**Entries provided**
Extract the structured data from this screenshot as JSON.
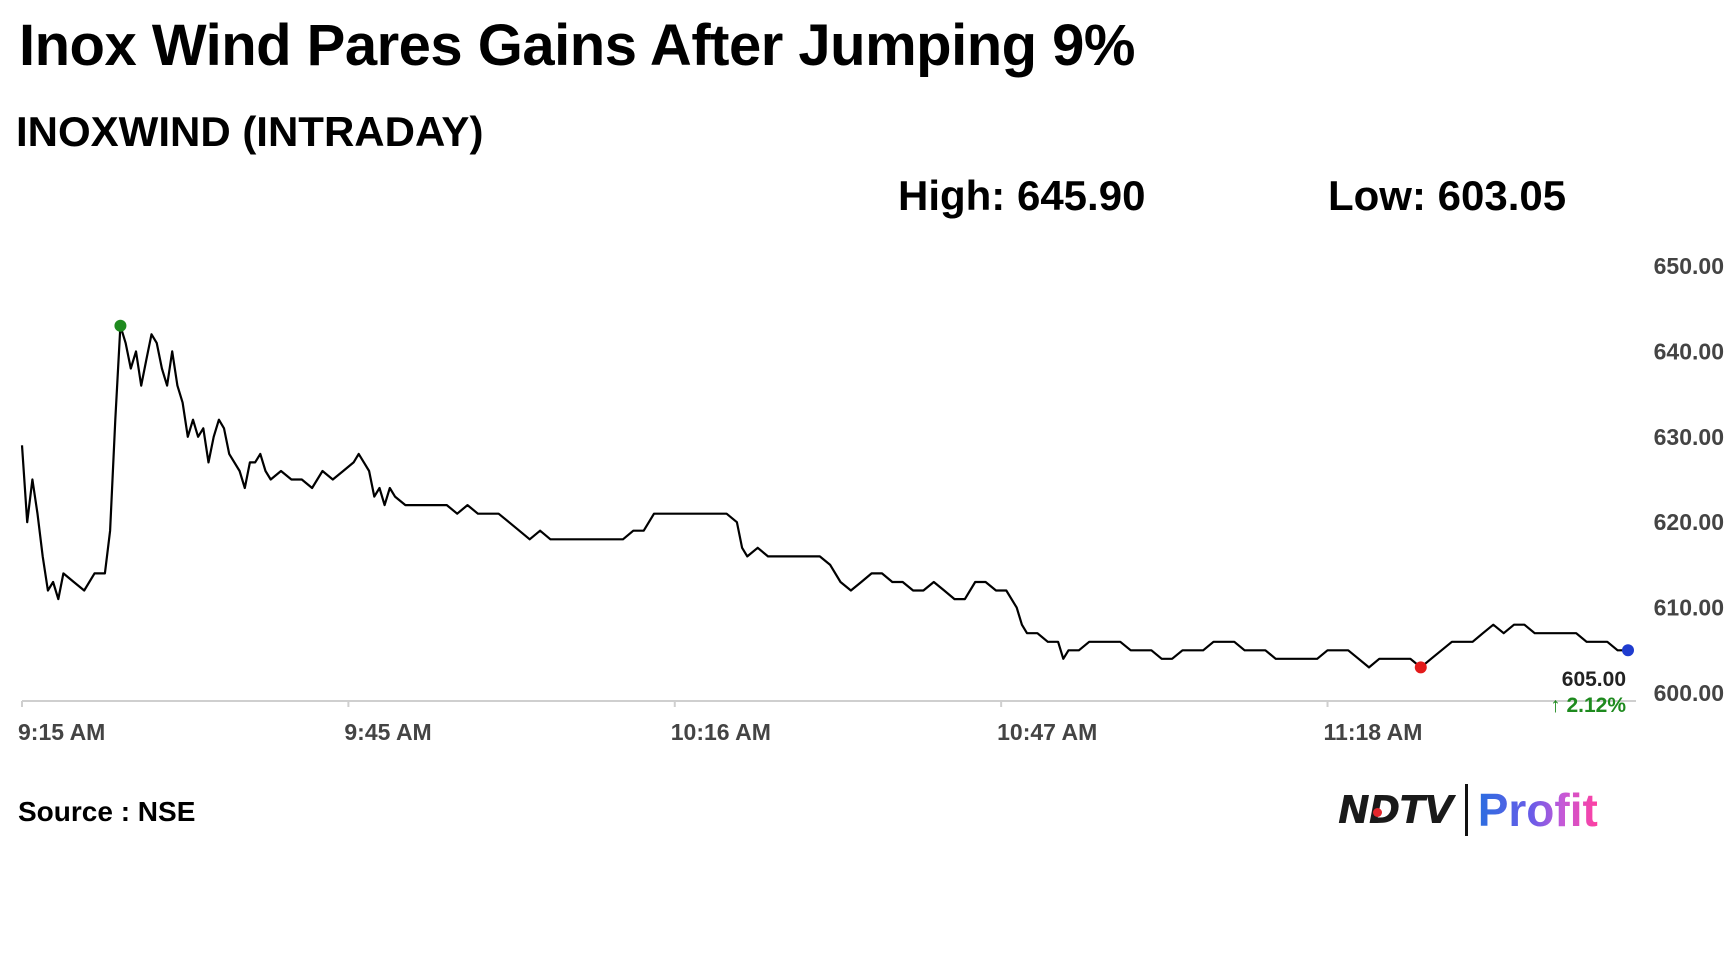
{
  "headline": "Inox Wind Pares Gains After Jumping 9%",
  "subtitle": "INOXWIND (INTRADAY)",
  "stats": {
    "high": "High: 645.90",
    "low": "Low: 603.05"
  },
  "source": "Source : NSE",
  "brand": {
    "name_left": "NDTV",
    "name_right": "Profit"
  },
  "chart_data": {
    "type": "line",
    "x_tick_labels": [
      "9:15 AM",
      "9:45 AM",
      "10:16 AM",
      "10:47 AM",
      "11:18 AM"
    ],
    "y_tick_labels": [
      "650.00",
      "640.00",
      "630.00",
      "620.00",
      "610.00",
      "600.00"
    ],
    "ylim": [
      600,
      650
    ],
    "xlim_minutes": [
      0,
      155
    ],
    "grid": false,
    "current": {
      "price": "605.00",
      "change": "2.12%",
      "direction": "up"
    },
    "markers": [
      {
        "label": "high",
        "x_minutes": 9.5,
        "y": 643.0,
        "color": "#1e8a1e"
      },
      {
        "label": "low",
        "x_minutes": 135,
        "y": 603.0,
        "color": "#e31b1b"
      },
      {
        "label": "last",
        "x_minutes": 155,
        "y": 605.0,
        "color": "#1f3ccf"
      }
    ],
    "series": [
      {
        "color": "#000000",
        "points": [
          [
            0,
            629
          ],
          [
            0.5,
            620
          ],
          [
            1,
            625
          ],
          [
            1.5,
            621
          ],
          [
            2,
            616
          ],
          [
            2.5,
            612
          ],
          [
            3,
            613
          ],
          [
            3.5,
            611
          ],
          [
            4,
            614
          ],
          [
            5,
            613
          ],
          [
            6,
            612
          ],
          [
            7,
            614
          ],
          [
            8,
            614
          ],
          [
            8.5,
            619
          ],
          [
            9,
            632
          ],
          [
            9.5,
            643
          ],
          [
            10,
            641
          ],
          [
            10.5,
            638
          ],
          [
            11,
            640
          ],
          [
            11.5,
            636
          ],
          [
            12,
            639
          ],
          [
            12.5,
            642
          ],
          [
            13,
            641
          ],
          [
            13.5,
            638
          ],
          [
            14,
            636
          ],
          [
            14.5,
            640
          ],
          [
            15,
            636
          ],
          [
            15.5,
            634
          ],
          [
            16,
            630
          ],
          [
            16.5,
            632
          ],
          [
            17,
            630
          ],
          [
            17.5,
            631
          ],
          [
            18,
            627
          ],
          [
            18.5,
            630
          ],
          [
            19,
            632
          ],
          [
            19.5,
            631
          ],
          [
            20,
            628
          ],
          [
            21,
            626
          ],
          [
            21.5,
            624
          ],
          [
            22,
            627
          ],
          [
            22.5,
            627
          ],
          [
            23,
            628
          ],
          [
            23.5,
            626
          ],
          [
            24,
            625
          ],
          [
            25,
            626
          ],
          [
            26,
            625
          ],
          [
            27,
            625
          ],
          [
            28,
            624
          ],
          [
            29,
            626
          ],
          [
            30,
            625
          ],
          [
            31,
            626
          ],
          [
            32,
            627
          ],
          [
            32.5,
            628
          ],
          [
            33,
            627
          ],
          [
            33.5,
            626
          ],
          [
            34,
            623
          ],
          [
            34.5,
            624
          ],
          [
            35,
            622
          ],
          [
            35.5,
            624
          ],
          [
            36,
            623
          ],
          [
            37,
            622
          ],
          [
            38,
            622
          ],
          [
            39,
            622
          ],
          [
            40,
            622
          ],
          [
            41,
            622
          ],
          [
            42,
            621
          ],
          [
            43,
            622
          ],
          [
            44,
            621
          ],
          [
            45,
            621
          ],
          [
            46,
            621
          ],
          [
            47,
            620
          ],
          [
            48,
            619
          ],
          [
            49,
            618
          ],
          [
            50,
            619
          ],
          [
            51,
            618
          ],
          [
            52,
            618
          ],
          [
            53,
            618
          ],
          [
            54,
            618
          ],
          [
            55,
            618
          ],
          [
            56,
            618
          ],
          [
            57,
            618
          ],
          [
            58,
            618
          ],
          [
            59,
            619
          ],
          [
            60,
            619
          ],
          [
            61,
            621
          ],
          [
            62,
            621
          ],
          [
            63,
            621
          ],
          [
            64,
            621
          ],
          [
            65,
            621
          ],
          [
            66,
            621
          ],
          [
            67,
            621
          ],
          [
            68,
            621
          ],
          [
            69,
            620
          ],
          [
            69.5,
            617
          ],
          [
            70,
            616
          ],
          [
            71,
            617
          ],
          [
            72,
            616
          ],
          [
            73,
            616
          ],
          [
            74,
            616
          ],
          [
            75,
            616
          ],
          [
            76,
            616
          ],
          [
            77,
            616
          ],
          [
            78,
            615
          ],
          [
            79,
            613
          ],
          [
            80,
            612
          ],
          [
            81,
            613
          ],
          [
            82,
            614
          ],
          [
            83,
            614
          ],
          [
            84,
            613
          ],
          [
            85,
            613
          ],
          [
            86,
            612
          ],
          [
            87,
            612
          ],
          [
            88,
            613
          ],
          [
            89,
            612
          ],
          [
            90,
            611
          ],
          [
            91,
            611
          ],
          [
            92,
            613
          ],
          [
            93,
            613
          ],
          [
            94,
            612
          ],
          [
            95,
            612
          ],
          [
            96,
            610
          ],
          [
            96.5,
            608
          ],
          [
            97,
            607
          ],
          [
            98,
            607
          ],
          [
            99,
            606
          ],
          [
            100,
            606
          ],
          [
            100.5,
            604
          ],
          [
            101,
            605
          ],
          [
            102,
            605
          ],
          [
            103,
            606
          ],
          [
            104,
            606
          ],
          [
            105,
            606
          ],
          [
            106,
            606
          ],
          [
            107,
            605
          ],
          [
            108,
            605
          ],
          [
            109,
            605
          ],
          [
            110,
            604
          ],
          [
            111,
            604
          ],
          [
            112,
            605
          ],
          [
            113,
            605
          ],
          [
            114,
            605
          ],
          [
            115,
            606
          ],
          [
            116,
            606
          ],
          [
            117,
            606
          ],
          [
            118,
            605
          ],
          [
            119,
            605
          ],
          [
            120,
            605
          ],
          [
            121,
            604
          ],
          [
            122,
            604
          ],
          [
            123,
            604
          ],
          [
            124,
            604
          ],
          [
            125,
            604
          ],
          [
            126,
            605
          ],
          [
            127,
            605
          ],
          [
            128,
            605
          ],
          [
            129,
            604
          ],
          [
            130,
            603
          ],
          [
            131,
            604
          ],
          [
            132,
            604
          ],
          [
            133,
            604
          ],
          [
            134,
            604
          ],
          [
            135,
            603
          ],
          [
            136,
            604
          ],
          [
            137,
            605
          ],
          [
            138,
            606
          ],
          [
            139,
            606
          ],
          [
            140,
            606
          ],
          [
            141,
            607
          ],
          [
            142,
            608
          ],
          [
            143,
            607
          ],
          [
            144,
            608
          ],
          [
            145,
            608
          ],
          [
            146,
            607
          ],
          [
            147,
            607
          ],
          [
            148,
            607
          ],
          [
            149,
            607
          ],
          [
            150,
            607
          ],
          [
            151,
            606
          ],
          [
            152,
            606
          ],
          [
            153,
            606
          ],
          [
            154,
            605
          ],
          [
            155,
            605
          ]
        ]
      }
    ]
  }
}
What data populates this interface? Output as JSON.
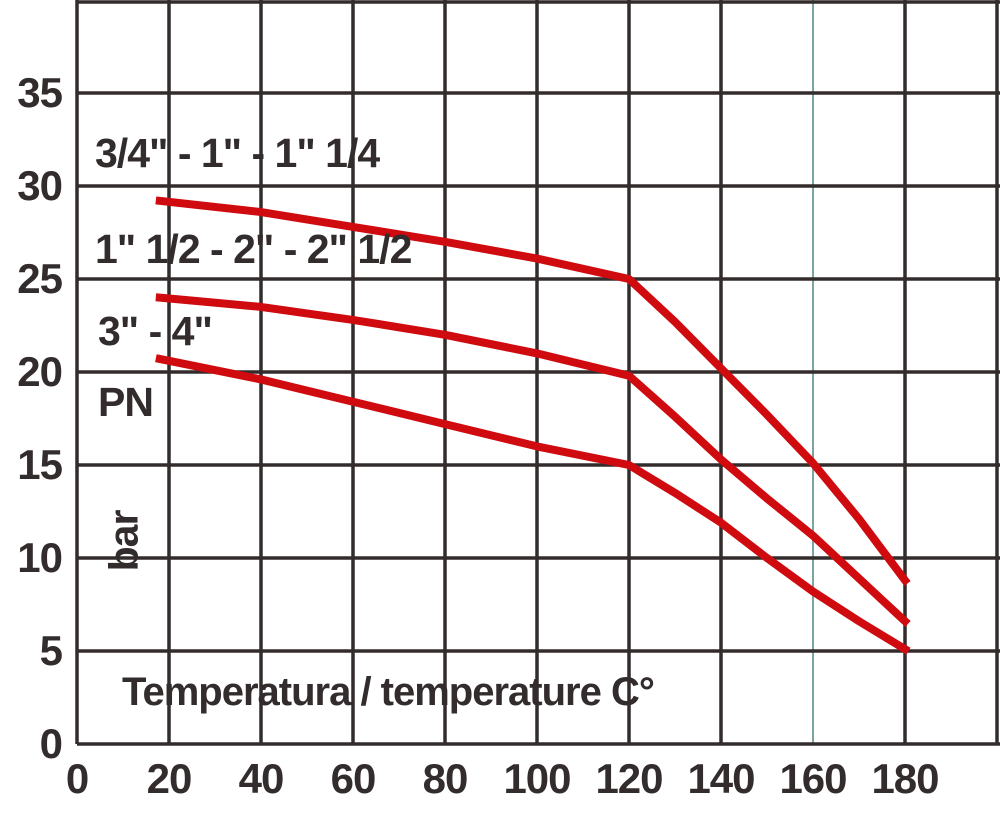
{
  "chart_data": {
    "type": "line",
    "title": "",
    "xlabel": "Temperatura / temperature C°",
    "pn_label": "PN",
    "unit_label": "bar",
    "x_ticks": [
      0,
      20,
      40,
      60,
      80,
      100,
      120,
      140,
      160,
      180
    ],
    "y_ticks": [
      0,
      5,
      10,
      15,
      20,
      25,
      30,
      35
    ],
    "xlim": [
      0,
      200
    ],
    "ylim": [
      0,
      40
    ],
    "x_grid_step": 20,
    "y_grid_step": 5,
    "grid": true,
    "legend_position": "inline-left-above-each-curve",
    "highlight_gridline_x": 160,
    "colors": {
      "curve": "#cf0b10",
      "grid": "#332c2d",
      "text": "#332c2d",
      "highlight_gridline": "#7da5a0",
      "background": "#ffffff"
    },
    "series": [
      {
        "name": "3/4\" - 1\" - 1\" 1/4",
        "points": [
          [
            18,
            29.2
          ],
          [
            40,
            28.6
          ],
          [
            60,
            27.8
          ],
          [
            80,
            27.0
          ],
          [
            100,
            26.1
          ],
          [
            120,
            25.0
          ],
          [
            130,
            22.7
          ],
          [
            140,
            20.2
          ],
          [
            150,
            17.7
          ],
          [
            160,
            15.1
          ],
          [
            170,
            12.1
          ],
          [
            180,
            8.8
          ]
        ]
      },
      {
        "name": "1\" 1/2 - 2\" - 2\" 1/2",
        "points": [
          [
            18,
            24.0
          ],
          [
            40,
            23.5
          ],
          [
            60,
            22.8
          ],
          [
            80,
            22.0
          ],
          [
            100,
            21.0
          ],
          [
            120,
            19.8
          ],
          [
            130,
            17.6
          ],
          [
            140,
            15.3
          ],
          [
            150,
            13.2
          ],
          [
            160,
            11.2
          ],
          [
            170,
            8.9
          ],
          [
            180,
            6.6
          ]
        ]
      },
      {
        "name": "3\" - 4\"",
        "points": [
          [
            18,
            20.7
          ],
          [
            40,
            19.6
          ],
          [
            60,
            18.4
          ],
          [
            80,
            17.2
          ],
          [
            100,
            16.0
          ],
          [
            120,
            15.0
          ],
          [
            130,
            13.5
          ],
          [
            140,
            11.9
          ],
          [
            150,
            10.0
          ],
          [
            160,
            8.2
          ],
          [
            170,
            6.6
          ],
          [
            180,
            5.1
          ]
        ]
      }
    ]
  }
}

**Exercise directions**
Give only the number of lines that include the word "JSON".

**The completed task**
2